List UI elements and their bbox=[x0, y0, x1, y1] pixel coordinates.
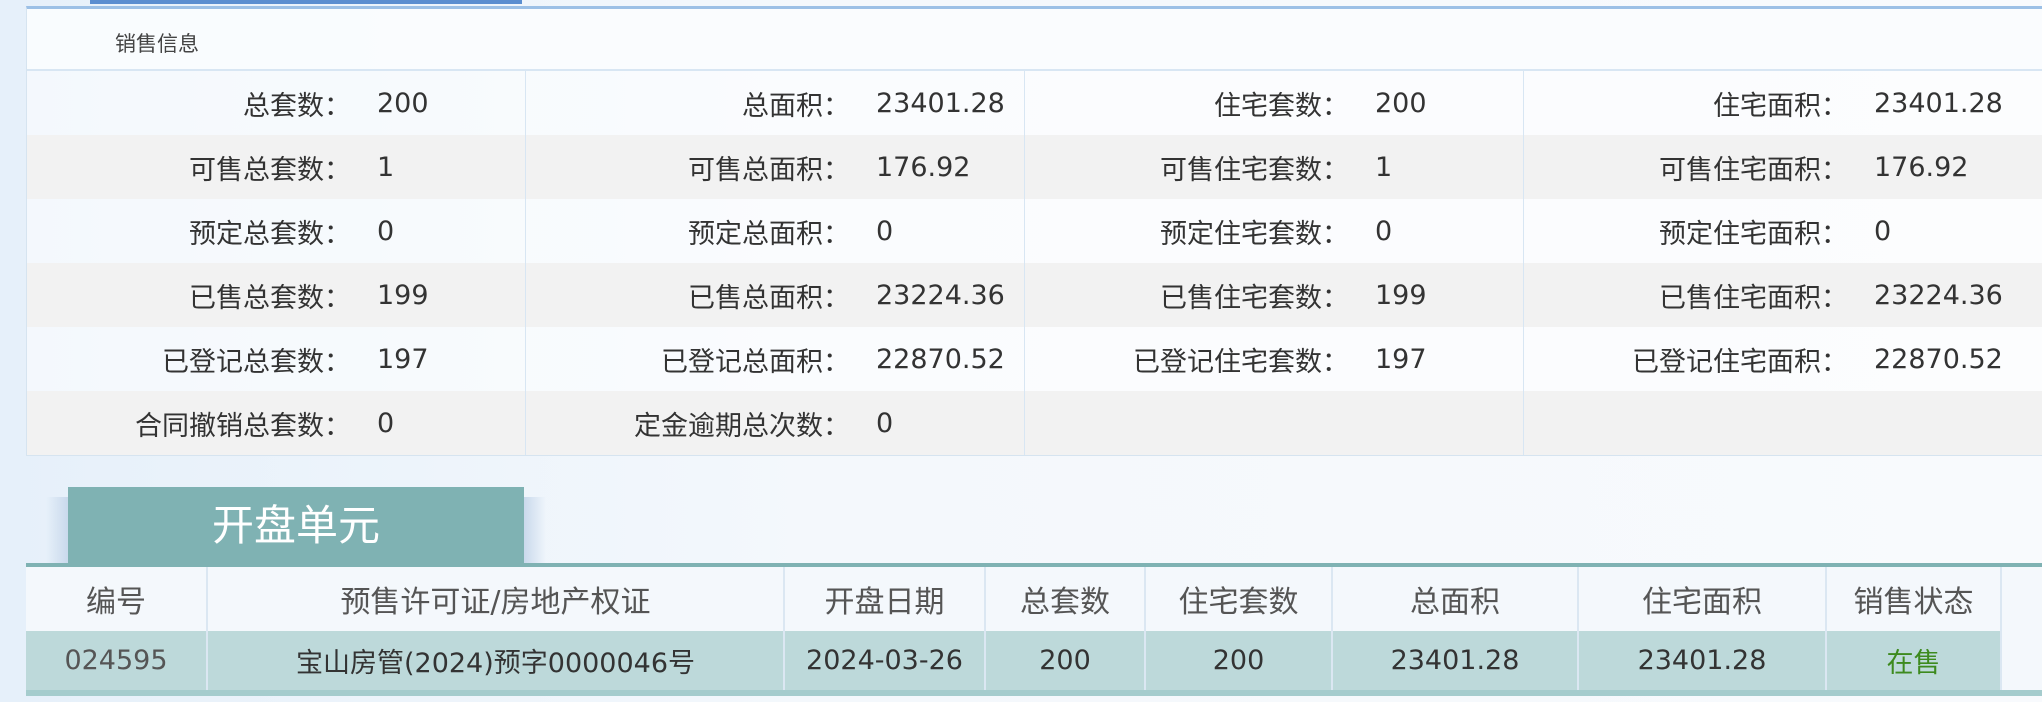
table-header: 编号 预售许可证/房地产权证 开盘日期 总套数 住宅套数 总面积 住宅面积 销售状态 bbox=[26, 567, 2042, 631]
info-label: 已登记总面积： bbox=[661, 346, 850, 378]
info-cell: 合同撤销总套数： 0 bbox=[27, 391, 526, 455]
tab-open-units[interactable]: 开盘单元 bbox=[46, 487, 524, 565]
info-cell: 已售住宅面积： 23224.36 bbox=[1524, 263, 2042, 327]
units-table: 编号 预售许可证/房地产权证 开盘日期 总套数 住宅套数 总面积 住宅面积 销售状态 0245… bbox=[26, 563, 2042, 696]
info-value: 0 bbox=[876, 215, 894, 247]
header-filler bbox=[2002, 567, 2042, 631]
info-row: 总套数： 200 总面积： 23401.28 住宅套数： 200 住宅面积： 23401.28 bbox=[27, 71, 2042, 135]
info-label: 可售住宅面积： bbox=[1659, 154, 1848, 186]
info-cell: 已售总套数： 199 bbox=[27, 263, 526, 327]
column-header: 住宅面积 bbox=[1579, 567, 1827, 631]
column-header: 开盘日期 bbox=[785, 567, 986, 631]
info-cell: 可售总面积： 176.92 bbox=[526, 135, 1025, 199]
info-label: 预定总套数： bbox=[189, 218, 351, 250]
table-cell: 2024-03-26 bbox=[785, 631, 986, 690]
info-cell bbox=[1025, 391, 1524, 455]
info-cell: 可售总套数： 1 bbox=[27, 135, 526, 199]
info-value: 0 bbox=[1874, 215, 1892, 247]
info-label: 已售总面积： bbox=[688, 282, 850, 314]
info-value: 0 bbox=[1375, 215, 1393, 247]
info-label: 预定住宅面积： bbox=[1659, 218, 1848, 250]
info-value: 1 bbox=[1375, 151, 1393, 183]
info-cell: 已售总面积： 23224.36 bbox=[526, 263, 1025, 327]
info-label: 已售总套数： bbox=[189, 282, 351, 314]
info-cell: 预定住宅套数： 0 bbox=[1025, 199, 1524, 263]
column-header: 总套数 bbox=[986, 567, 1146, 631]
info-label: 已登记住宅面积： bbox=[1632, 346, 1848, 378]
info-value: 0 bbox=[876, 407, 894, 439]
column-header: 总面积 bbox=[1333, 567, 1579, 631]
info-value: 0 bbox=[377, 215, 395, 247]
column-header: 住宅套数 bbox=[1146, 567, 1333, 631]
info-cell: 住宅套数： 200 bbox=[1025, 71, 1524, 135]
info-cell: 可售住宅套数： 1 bbox=[1025, 135, 1524, 199]
column-header: 预售许可证/房地产权证 bbox=[208, 567, 785, 631]
info-label: 住宅面积： bbox=[1713, 90, 1848, 122]
table-cell: 23401.28 bbox=[1333, 631, 1579, 690]
info-label: 已登记住宅套数： bbox=[1133, 346, 1349, 378]
info-row: 合同撤销总套数： 0 定金逾期总次数： 0 bbox=[27, 391, 2042, 455]
info-value: 200 bbox=[1375, 87, 1427, 119]
top-tab-indicator bbox=[90, 0, 522, 4]
sales-status: 在售 bbox=[1827, 631, 2002, 690]
info-cell: 定金逾期总次数： 0 bbox=[526, 391, 1025, 455]
sales-info-panel: 销售信息 总套数： 200 总面积： 23401.28 住宅套数： 200 住宅面积： 234… bbox=[26, 6, 2042, 456]
info-value: 23401.28 bbox=[876, 87, 1005, 119]
info-cell: 已登记总套数： 197 bbox=[27, 327, 526, 391]
info-label: 预定住宅套数： bbox=[1160, 218, 1349, 250]
info-row: 已售总套数： 199 已售总面积： 23224.36 已售住宅套数： 199 已售住宅面积：… bbox=[27, 263, 2042, 327]
table-cell: 024595 bbox=[26, 631, 208, 690]
info-value: 22870.52 bbox=[876, 343, 1005, 375]
info-value: 0 bbox=[377, 407, 395, 439]
info-cell: 预定总面积： 0 bbox=[526, 199, 1025, 263]
info-value: 23401.28 bbox=[1874, 87, 2003, 119]
info-cell: 预定住宅面积： 0 bbox=[1524, 199, 2042, 263]
info-cell: 已登记住宅面积： 22870.52 bbox=[1524, 327, 2042, 391]
info-label: 可售总套数： bbox=[189, 154, 351, 186]
info-value: 197 bbox=[377, 343, 429, 375]
info-value: 199 bbox=[1375, 279, 1427, 311]
info-value: 22870.52 bbox=[1874, 343, 2003, 375]
info-cell: 已登记住宅套数： 197 bbox=[1025, 327, 1524, 391]
table-cell: 200 bbox=[1146, 631, 1333, 690]
info-label: 定金逾期总次数： bbox=[634, 410, 850, 442]
info-cell bbox=[1524, 391, 2042, 455]
info-label: 可售总面积： bbox=[688, 154, 850, 186]
table-cell: 宝山房管(2024)预字0000046号 bbox=[208, 631, 785, 690]
column-header: 销售状态 bbox=[1827, 567, 2002, 631]
info-cell: 总套数： 200 bbox=[27, 71, 526, 135]
table-cell: 200 bbox=[986, 631, 1146, 690]
table-row[interactable]: 024595 宝山房管(2024)预字0000046号 2024-03-26 200 2… bbox=[26, 631, 2042, 696]
panel-title: 销售信息 bbox=[27, 9, 2042, 71]
info-cell: 已登记总面积： 22870.52 bbox=[526, 327, 1025, 391]
info-value: 197 bbox=[1375, 343, 1427, 375]
info-value: 200 bbox=[377, 87, 429, 119]
info-row: 可售总套数： 1 可售总面积： 176.92 可售住宅套数： 1 可售住宅面积： 176.92 bbox=[27, 135, 2042, 199]
table-cell: 23401.28 bbox=[1579, 631, 1827, 690]
info-row: 已登记总套数： 197 已登记总面积： 22870.52 已登记住宅套数： 197 已登记住… bbox=[27, 327, 2042, 391]
info-value: 1 bbox=[377, 151, 395, 183]
info-cell: 已售住宅套数： 199 bbox=[1025, 263, 1524, 327]
info-label: 总面积： bbox=[742, 90, 850, 122]
info-label: 可售住宅套数： bbox=[1160, 154, 1349, 186]
info-value: 23224.36 bbox=[1874, 279, 2003, 311]
info-value: 176.92 bbox=[876, 151, 971, 183]
info-value: 199 bbox=[377, 279, 429, 311]
info-label: 已登记总套数： bbox=[162, 346, 351, 378]
info-label: 预定总面积： bbox=[688, 218, 850, 250]
info-cell: 预定总套数： 0 bbox=[27, 199, 526, 263]
info-label: 总套数： bbox=[243, 90, 351, 122]
info-value: 23224.36 bbox=[876, 279, 1005, 311]
row-filler bbox=[2002, 631, 2042, 690]
info-label: 已售住宅面积： bbox=[1659, 282, 1848, 314]
column-header: 编号 bbox=[26, 567, 208, 631]
info-row: 预定总套数： 0 预定总面积： 0 预定住宅套数： 0 预定住宅面积： 0 bbox=[27, 199, 2042, 263]
info-cell: 可售住宅面积： 176.92 bbox=[1524, 135, 2042, 199]
info-label: 住宅套数： bbox=[1214, 90, 1349, 122]
info-cell: 总面积： 23401.28 bbox=[526, 71, 1025, 135]
info-label: 合同撤销总套数： bbox=[135, 410, 351, 442]
info-cell: 住宅面积： 23401.28 bbox=[1524, 71, 2042, 135]
info-value: 176.92 bbox=[1874, 151, 1969, 183]
info-label: 已售住宅套数： bbox=[1160, 282, 1349, 314]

_Given problem:_ Please pull every line from the entries above, word for word, and leave out the pictures.

_Written solution:_
List UI elements and their bbox=[x0, y0, x1, y1] pixel coordinates.
table-header: 编号 预售许可证/房地产权证 开盘日期 总套数 住宅套数 总面积 住宅面积 销售状态 bbox=[26, 567, 2042, 631]
info-label: 已登记总面积： bbox=[661, 346, 850, 378]
info-cell: 合同撤销总套数： 0 bbox=[27, 391, 526, 455]
tab-open-units[interactable]: 开盘单元 bbox=[46, 487, 524, 565]
info-cell: 已售住宅面积： 23224.36 bbox=[1524, 263, 2042, 327]
units-table: 编号 预售许可证/房地产权证 开盘日期 总套数 住宅套数 总面积 住宅面积 销售状态 0245… bbox=[26, 563, 2042, 696]
info-value: 0 bbox=[876, 215, 894, 247]
header-filler bbox=[2002, 567, 2042, 631]
info-row: 总套数： 200 总面积： 23401.28 住宅套数： 200 住宅面积： 23401.28 bbox=[27, 71, 2042, 135]
info-label: 可售住宅面积： bbox=[1659, 154, 1848, 186]
info-cell: 已售总套数： 199 bbox=[27, 263, 526, 327]
column-header: 住宅面积 bbox=[1579, 567, 1827, 631]
column-header: 开盘日期 bbox=[785, 567, 986, 631]
info-cell: 可售总面积： 176.92 bbox=[526, 135, 1025, 199]
info-label: 预定总套数： bbox=[189, 218, 351, 250]
table-cell: 2024-03-26 bbox=[785, 631, 986, 690]
info-cell bbox=[1025, 391, 1524, 455]
info-cell: 可售总套数： 1 bbox=[27, 135, 526, 199]
info-value: 0 bbox=[1874, 215, 1892, 247]
info-label: 已售总面积： bbox=[688, 282, 850, 314]
info-value: 0 bbox=[1375, 215, 1393, 247]
info-label: 预定住宅面积： bbox=[1659, 218, 1848, 250]
info-value: 1 bbox=[1375, 151, 1393, 183]
info-cell: 已售总面积： 23224.36 bbox=[526, 263, 1025, 327]
info-label: 已售总套数： bbox=[189, 282, 351, 314]
info-cell: 预定住宅套数： 0 bbox=[1025, 199, 1524, 263]
column-header: 总套数 bbox=[986, 567, 1146, 631]
info-label: 已登记住宅面积： bbox=[1632, 346, 1848, 378]
info-value: 0 bbox=[876, 407, 894, 439]
column-header: 总面积 bbox=[1333, 567, 1579, 631]
info-value: 0 bbox=[377, 215, 395, 247]
column-header: 住宅套数 bbox=[1146, 567, 1333, 631]
info-cell: 住宅套数： 200 bbox=[1025, 71, 1524, 135]
info-cell: 可售住宅套数： 1 bbox=[1025, 135, 1524, 199]
column-header: 预售许可证/房地产权证 bbox=[208, 567, 785, 631]
info-label: 住宅面积： bbox=[1713, 90, 1848, 122]
table-cell: 23401.28 bbox=[1333, 631, 1579, 690]
info-label: 已登记住宅套数： bbox=[1133, 346, 1349, 378]
info-row: 合同撤销总套数： 0 定金逾期总次数： 0 bbox=[27, 391, 2042, 455]
info-value: 200 bbox=[1375, 87, 1427, 119]
top-tab-indicator bbox=[90, 0, 522, 4]
sales-status: 在售 bbox=[1827, 631, 2002, 690]
info-cell: 定金逾期总次数： 0 bbox=[526, 391, 1025, 455]
sales-info-panel: 销售信息 总套数： 200 总面积： 23401.28 住宅套数： 200 住宅面积： 234… bbox=[26, 6, 2042, 456]
info-value: 23401.28 bbox=[876, 87, 1005, 119]
info-cell: 已登记总套数： 197 bbox=[27, 327, 526, 391]
info-label: 预定住宅套数： bbox=[1160, 218, 1349, 250]
info-row: 已售总套数： 199 已售总面积： 23224.36 已售住宅套数： 199 已售住宅面积：… bbox=[27, 263, 2042, 327]
table-cell: 024595 bbox=[26, 631, 208, 690]
info-value: 22870.52 bbox=[876, 343, 1005, 375]
info-value: 0 bbox=[377, 407, 395, 439]
info-cell: 预定总面积： 0 bbox=[526, 199, 1025, 263]
info-value: 23401.28 bbox=[1874, 87, 2003, 119]
info-cell: 预定住宅面积： 0 bbox=[1524, 199, 2042, 263]
info-cell: 已登记住宅面积： 22870.52 bbox=[1524, 327, 2042, 391]
info-label: 可售总套数： bbox=[189, 154, 351, 186]
info-value: 197 bbox=[377, 343, 429, 375]
info-value: 199 bbox=[1375, 279, 1427, 311]
info-value: 22870.52 bbox=[1874, 343, 2003, 375]
info-cell: 已登记住宅套数： 197 bbox=[1025, 327, 1524, 391]
table-cell: 200 bbox=[1146, 631, 1333, 690]
info-label: 定金逾期总次数： bbox=[634, 410, 850, 442]
info-cell bbox=[1524, 391, 2042, 455]
info-label: 可售总面积： bbox=[688, 154, 850, 186]
table-cell: 宝山房管(2024)预字0000046号 bbox=[208, 631, 785, 690]
column-header: 销售状态 bbox=[1827, 567, 2002, 631]
info-cell: 总套数： 200 bbox=[27, 71, 526, 135]
table-cell: 200 bbox=[986, 631, 1146, 690]
table-row[interactable]: 024595 宝山房管(2024)预字0000046号 2024-03-26 200 2… bbox=[26, 631, 2042, 696]
panel-title: 销售信息 bbox=[27, 9, 2042, 71]
info-cell: 已登记总面积： 22870.52 bbox=[526, 327, 1025, 391]
info-value: 197 bbox=[1375, 343, 1427, 375]
info-value: 200 bbox=[377, 87, 429, 119]
info-row: 可售总套数： 1 可售总面积： 176.92 可售住宅套数： 1 可售住宅面积： 176.92 bbox=[27, 135, 2042, 199]
table-cell: 23401.28 bbox=[1579, 631, 1827, 690]
info-row: 已登记总套数： 197 已登记总面积： 22870.52 已登记住宅套数： 197 已登记住… bbox=[27, 327, 2042, 391]
info-value: 1 bbox=[377, 151, 395, 183]
info-cell: 已售住宅套数： 199 bbox=[1025, 263, 1524, 327]
info-label: 总面积： bbox=[742, 90, 850, 122]
info-label: 可售住宅套数： bbox=[1160, 154, 1349, 186]
info-value: 23224.36 bbox=[1874, 279, 2003, 311]
info-value: 176.92 bbox=[876, 151, 971, 183]
info-value: 199 bbox=[377, 279, 429, 311]
info-label: 已登记总套数： bbox=[162, 346, 351, 378]
info-label: 预定总面积： bbox=[688, 218, 850, 250]
info-cell: 预定总套数： 0 bbox=[27, 199, 526, 263]
info-label: 总套数： bbox=[243, 90, 351, 122]
info-value: 23224.36 bbox=[876, 279, 1005, 311]
row-filler bbox=[2002, 631, 2042, 690]
info-label: 已售住宅面积： bbox=[1659, 282, 1848, 314]
column-header: 编号 bbox=[26, 567, 208, 631]
info-row: 预定总套数： 0 预定总面积： 0 预定住宅套数： 0 预定住宅面积： 0 bbox=[27, 199, 2042, 263]
info-cell: 可售住宅面积： 176.92 bbox=[1524, 135, 2042, 199]
info-label: 住宅套数： bbox=[1214, 90, 1349, 122]
info-cell: 总面积： 23401.28 bbox=[526, 71, 1025, 135]
info-label: 合同撤销总套数： bbox=[135, 410, 351, 442]
info-cell: 住宅面积： 23401.28 bbox=[1524, 71, 2042, 135]
info-value: 176.92 bbox=[1874, 151, 1969, 183]
info-label: 已售住宅套数： bbox=[1160, 282, 1349, 314]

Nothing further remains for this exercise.